* [Stored data]:

::::::::

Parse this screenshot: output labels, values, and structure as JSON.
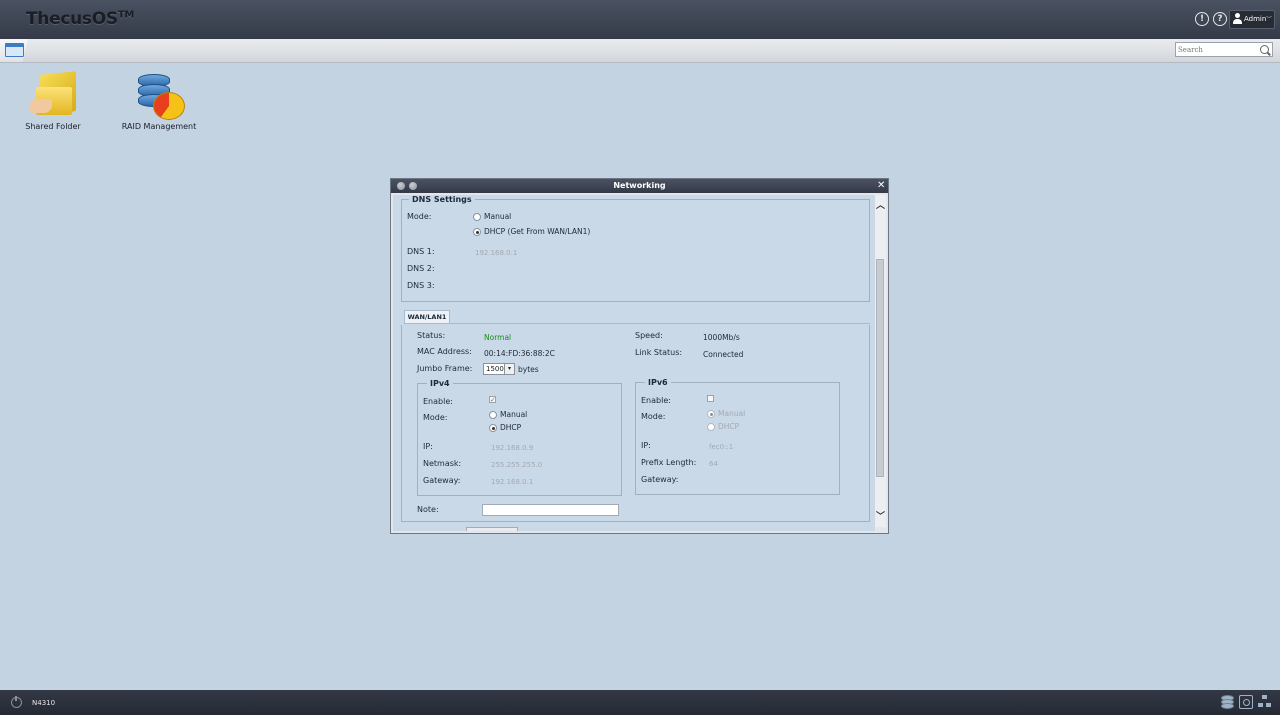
{
  "app": {
    "logo": "ThecusOS",
    "logo_tm": "TM",
    "model": "N4310"
  },
  "topbar": {
    "user": "Admin"
  },
  "search": {
    "placeholder": "Search"
  },
  "desktop": {
    "apps": [
      {
        "label": "Shared Folder"
      },
      {
        "label": "RAID Management"
      }
    ]
  },
  "window": {
    "title": "Networking",
    "dns": {
      "legend": "DNS Settings",
      "mode_label": "Mode:",
      "options": [
        "Manual",
        "DHCP (Get From WAN/LAN1)"
      ],
      "selected": "DHCP (Get From WAN/LAN1)",
      "dns1_label": "DNS 1:",
      "dns1_value": "192.168.0.1",
      "dns2_label": "DNS 2:",
      "dns3_label": "DNS 3:"
    },
    "tab": "WAN/LAN1",
    "status": {
      "status_label": "Status:",
      "status_value": "Normal",
      "mac_label": "MAC Address:",
      "mac_value": "00:14:FD:36:88:2C",
      "jumbo_label": "Jumbo Frame:",
      "jumbo_value": "1500",
      "jumbo_unit": "bytes",
      "speed_label": "Speed:",
      "speed_value": "1000Mb/s",
      "link_label": "Link Status:",
      "link_value": "Connected"
    },
    "ipv4": {
      "legend": "IPv4",
      "enable_label": "Enable:",
      "enabled": true,
      "mode_label": "Mode:",
      "options": [
        "Manual",
        "DHCP"
      ],
      "selected": "DHCP",
      "ip_label": "IP:",
      "ip_value": "192.168.0.9",
      "netmask_label": "Netmask:",
      "netmask_value": "255.255.255.0",
      "gateway_label": "Gateway:",
      "gateway_value": "192.168.0.1"
    },
    "ipv6": {
      "legend": "IPv6",
      "enable_label": "Enable:",
      "enabled": false,
      "mode_label": "Mode:",
      "options": [
        "Manual",
        "DHCP"
      ],
      "selected": "Manual",
      "ip_label": "IP:",
      "ip_value": "fec0::1",
      "prefix_label": "Prefix Length:",
      "prefix_value": "64",
      "gateway_label": "Gateway:"
    },
    "note_label": "Note:"
  }
}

::::::::

* [Task goal]:
Copy each line of the listing in which the word "From" can be found.

* [Correct result]:
        "DHCP (Get From WAN/LAN1)"
      "selected": "DHCP (Get From WAN/LAN1)",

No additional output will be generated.